Recorded data
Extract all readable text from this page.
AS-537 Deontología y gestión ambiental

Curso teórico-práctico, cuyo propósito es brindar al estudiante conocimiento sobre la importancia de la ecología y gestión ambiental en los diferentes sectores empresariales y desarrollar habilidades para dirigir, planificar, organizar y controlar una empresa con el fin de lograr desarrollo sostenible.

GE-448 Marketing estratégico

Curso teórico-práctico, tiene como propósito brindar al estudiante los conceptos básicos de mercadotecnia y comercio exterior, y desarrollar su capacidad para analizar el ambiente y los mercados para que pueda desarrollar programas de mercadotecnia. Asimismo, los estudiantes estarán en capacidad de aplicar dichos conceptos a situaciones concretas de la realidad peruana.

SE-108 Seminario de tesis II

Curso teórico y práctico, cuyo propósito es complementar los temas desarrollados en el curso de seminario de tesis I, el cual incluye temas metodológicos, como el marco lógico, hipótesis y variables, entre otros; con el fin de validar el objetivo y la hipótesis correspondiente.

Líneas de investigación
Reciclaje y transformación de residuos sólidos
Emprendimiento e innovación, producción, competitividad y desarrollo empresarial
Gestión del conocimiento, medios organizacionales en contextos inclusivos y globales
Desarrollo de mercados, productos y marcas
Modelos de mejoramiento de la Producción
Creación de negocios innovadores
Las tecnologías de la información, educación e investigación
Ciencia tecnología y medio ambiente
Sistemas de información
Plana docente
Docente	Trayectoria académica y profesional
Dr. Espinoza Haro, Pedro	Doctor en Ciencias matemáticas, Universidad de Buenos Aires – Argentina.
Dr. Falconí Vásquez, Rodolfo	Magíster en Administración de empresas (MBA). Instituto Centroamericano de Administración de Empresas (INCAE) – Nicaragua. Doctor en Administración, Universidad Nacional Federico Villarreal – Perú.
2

- Aim -
Which lines in the listing above hold the word "para"? Show each of them.

- Task solution -
Curso teórico-práctico, cuyo propósito es brindar al estudiante conocimiento sobre la importancia de la ecología y gestión ambiental en los diferentes sectores empresariales y desarrollar habilidades para dirigir, planificar, organizar y controlar una empresa con el fin de lograr desarrollo sostenible.
Curso teórico-práctico, tiene como propósito brindar al estudiante los conceptos básicos de mercadotecnia y comercio exterior, y desarrollar su capacidad para analizar el ambiente y los mercados para que pueda desarrollar programas de mercadotecnia. Asimismo, los estudiantes estarán en capacidad de aplicar dichos conceptos a situaciones concretas de la realidad peruana.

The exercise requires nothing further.